## Start Text shown
When your dream does not match your reality; Gender Disappointment

Before I started writing this article, I first thought about how inherently gendered we are as human beings. I thought about some families, especially very influential ones who have only girls or only boys as children. I thought about how they must have felt, not having to achieve the illusive “perfect” gender combination. I realized in a second, the foolishness of my thoughts over another person’s problems and the deep seeded gender structure permutations we have in our society today. Yes, oftentimes we have this creepy thought over other people’s life, sometimes we go beyond thinking it, we say it or act it.

Clearly, a lot of gender disappointments are factored on what people think or what they’ll say. Society is deeply at the root of expectations over gender issues. Our culture operates a lot of gender stereotypes that give gender selection so much weight and make it more difficult for families to incorporate both the personal and societal pressure of gender disappointment.
## End Text shown
## Start Record set
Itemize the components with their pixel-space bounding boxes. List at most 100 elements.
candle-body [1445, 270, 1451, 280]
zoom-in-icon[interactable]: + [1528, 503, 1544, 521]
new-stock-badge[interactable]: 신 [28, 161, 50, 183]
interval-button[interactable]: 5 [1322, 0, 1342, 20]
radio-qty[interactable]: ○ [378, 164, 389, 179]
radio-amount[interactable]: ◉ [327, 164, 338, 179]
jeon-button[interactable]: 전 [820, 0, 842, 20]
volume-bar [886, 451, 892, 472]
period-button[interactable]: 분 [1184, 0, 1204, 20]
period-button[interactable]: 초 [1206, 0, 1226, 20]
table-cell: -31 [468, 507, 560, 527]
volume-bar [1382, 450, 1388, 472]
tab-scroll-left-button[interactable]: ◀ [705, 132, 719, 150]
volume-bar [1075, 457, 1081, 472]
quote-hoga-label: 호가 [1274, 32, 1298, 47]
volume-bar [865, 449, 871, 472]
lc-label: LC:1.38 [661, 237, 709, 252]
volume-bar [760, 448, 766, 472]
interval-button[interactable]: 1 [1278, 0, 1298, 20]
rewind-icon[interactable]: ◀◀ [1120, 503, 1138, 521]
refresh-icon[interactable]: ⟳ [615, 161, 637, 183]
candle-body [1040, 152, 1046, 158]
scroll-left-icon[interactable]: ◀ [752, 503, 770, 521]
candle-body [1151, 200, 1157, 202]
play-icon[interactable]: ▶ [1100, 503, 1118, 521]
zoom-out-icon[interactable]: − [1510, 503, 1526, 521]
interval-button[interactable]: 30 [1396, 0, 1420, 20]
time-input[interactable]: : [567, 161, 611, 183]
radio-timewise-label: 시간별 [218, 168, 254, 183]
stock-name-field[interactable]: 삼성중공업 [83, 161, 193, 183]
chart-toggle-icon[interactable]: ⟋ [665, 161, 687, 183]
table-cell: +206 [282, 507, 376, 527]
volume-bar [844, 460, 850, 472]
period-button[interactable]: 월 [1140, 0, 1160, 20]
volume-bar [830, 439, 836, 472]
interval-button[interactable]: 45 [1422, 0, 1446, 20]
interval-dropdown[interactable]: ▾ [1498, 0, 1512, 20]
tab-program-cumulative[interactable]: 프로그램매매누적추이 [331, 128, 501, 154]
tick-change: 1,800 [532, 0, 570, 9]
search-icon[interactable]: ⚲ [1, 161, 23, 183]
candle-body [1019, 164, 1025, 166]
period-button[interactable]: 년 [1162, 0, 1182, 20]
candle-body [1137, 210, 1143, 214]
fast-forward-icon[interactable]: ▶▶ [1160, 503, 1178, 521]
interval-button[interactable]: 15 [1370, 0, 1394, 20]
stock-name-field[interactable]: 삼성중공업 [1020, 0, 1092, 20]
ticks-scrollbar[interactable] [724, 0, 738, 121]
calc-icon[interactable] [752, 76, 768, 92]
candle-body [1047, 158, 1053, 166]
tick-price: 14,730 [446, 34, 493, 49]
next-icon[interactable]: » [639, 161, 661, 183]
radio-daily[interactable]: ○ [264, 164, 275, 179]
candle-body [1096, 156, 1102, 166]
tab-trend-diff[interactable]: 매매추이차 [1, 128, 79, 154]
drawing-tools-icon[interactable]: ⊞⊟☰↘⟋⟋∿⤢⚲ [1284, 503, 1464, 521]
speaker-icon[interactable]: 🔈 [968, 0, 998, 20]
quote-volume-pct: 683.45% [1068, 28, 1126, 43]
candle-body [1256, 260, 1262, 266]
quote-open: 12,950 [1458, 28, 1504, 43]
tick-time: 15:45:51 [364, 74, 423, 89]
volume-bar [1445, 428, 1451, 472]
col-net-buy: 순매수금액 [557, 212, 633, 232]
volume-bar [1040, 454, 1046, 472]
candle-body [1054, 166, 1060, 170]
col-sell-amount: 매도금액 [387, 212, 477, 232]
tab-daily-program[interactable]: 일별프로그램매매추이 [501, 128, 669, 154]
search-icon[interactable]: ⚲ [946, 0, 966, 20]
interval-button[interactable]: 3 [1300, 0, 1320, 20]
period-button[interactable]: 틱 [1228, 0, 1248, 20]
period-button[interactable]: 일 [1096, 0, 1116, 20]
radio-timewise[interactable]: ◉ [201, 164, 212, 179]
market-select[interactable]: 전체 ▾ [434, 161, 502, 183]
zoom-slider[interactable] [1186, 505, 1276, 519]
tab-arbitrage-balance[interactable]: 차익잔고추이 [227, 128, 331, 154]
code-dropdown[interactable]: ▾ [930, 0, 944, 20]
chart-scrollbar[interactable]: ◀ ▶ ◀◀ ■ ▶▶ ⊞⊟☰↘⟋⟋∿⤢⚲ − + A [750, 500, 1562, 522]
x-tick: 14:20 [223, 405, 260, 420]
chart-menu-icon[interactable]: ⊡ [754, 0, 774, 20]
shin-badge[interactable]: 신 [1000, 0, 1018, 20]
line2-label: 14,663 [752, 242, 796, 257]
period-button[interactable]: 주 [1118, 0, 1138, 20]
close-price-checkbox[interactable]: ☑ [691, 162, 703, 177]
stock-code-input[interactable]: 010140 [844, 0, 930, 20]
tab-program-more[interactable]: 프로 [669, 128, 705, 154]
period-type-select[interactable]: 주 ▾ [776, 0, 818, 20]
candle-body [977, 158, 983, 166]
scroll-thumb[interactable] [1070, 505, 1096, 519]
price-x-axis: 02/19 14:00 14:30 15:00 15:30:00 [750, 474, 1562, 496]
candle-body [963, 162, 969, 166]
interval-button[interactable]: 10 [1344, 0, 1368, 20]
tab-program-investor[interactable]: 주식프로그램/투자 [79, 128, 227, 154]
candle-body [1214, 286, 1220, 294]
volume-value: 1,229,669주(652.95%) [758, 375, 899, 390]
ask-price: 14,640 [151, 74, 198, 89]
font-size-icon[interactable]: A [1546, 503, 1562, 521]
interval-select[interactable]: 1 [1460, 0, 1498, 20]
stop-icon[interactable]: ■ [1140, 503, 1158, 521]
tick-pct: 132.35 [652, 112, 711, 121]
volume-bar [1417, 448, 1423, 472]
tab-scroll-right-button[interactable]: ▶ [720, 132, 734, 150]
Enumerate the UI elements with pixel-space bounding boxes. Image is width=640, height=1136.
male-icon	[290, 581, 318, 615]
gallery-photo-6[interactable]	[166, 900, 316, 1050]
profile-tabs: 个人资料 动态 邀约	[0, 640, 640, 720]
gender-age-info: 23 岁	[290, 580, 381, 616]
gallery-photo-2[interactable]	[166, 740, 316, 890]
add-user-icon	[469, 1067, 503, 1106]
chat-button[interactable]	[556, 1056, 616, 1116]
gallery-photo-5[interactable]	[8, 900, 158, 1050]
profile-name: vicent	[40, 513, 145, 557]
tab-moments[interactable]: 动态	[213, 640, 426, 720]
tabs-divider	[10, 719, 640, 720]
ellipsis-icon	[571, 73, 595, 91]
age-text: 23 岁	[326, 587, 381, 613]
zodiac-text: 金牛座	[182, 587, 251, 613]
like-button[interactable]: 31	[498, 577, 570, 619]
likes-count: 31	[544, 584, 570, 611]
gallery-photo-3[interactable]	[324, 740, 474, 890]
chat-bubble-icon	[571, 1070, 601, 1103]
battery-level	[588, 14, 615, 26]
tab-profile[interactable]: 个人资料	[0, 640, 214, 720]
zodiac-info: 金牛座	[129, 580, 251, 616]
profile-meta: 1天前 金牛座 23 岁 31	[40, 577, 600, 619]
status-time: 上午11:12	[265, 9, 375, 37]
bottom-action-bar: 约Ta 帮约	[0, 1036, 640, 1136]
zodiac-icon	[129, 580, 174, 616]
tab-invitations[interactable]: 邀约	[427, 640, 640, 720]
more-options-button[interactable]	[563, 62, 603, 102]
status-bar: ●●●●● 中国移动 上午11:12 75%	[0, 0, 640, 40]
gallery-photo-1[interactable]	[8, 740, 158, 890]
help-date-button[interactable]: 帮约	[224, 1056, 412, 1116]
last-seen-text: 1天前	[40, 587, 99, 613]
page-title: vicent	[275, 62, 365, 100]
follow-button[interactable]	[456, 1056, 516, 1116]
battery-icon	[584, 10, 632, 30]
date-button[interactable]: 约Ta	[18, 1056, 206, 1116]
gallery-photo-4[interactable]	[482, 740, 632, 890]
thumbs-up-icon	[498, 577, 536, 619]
## End Record set
■ Stated exercise A ■
According to the gender disappointment article, what is deeply at the root of expectations over gender issues?
■ Stated exercise B ■
Why, according to the gender disappointment article, is it more difficult for families to incorporate both the personal and societal pressure of gender disappointment?
■ Stated exercise C ■
Quote the part of the gender disappointment article that opens with the words containing "Before I started" and closes with "it or act it.".

■ Task solution A ■
Society.

■ Task solution B ■
Our culture operates many gender stereotypes that give gender selection so much weight, and this makes it harder for families to handle both the personal and the societal pressure of gender disappointment.

■ Task solution C ■
Before I started writing this article, I first thought about how inherently gendered we are as human beings. I thought about some families, especially very influential ones who have only girls or only boys as children. I thought about how they must have felt, not having to achieve the illusive “perfect” gender combination. I realized in a second, the foolishness of my thoughts over another person’s problems and the deep seeded gender structure permutations we have in our society today. Yes, oftentimes we have this creepy thought over other people’s life, sometimes we go beyond thinking it, we say it or act it.